(Dataset items)

******************************

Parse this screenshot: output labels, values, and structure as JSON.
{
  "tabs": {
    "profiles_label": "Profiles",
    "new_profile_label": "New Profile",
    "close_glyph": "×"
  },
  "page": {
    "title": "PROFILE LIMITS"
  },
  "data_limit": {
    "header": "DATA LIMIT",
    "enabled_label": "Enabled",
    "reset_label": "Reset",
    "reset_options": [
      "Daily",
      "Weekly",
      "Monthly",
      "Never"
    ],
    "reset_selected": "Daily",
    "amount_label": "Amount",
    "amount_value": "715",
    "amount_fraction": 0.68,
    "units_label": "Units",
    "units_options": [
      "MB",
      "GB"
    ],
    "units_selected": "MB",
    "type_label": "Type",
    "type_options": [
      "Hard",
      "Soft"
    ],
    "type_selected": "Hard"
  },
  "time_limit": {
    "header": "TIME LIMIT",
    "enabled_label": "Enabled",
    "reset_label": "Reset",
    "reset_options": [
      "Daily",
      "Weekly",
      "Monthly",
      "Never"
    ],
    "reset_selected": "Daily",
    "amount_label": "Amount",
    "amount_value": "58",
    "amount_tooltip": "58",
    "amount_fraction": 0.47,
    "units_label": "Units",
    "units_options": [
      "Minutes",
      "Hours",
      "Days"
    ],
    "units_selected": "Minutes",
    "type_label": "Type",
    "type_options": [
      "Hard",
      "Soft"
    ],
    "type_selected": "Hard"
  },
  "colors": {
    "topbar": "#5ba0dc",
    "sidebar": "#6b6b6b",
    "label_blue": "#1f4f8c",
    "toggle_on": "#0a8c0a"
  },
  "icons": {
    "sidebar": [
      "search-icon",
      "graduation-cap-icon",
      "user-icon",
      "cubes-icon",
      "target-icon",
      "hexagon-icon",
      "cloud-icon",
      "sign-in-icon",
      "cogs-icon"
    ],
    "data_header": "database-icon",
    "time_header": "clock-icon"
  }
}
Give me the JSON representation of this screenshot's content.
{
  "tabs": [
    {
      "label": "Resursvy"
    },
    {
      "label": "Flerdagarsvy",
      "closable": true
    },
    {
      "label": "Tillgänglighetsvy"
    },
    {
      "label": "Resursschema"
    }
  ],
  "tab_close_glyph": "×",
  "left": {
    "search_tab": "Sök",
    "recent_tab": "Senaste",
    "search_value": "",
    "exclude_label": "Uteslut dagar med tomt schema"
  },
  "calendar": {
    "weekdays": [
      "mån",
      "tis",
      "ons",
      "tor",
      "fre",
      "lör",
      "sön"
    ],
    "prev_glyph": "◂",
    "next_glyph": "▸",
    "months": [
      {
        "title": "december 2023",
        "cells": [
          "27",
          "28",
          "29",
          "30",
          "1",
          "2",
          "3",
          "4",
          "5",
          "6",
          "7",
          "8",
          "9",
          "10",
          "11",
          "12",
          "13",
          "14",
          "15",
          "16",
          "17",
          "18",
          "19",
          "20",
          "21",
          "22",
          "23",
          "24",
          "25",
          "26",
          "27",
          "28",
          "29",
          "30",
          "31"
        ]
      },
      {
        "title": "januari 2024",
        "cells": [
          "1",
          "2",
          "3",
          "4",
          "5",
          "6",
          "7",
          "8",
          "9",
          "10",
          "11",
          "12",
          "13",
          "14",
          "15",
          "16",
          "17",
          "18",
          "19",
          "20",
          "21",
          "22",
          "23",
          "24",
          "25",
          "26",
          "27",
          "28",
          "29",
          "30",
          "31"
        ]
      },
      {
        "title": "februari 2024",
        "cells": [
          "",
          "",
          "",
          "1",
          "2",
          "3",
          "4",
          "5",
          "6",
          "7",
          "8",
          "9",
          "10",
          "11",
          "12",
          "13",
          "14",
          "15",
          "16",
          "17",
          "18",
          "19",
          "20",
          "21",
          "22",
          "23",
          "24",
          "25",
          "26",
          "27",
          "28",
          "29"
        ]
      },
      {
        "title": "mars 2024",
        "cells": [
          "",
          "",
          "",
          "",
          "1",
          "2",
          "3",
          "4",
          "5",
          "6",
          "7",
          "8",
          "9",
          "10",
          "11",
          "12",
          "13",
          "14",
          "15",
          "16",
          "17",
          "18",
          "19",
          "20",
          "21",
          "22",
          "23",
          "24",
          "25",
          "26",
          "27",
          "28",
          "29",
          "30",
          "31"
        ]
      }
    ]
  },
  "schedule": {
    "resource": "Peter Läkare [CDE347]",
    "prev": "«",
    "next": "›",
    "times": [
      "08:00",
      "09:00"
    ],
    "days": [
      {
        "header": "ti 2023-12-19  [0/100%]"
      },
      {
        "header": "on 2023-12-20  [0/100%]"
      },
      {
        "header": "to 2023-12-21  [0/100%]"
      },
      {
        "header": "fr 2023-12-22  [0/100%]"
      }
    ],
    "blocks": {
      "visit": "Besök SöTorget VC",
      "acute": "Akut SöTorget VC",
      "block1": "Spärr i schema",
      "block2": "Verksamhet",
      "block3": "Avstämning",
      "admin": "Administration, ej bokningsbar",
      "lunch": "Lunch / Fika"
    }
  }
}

******************************

## Short problem
Determine the number of lines in the data that contain "title" as a word or string, and state only that number.

## Result below
5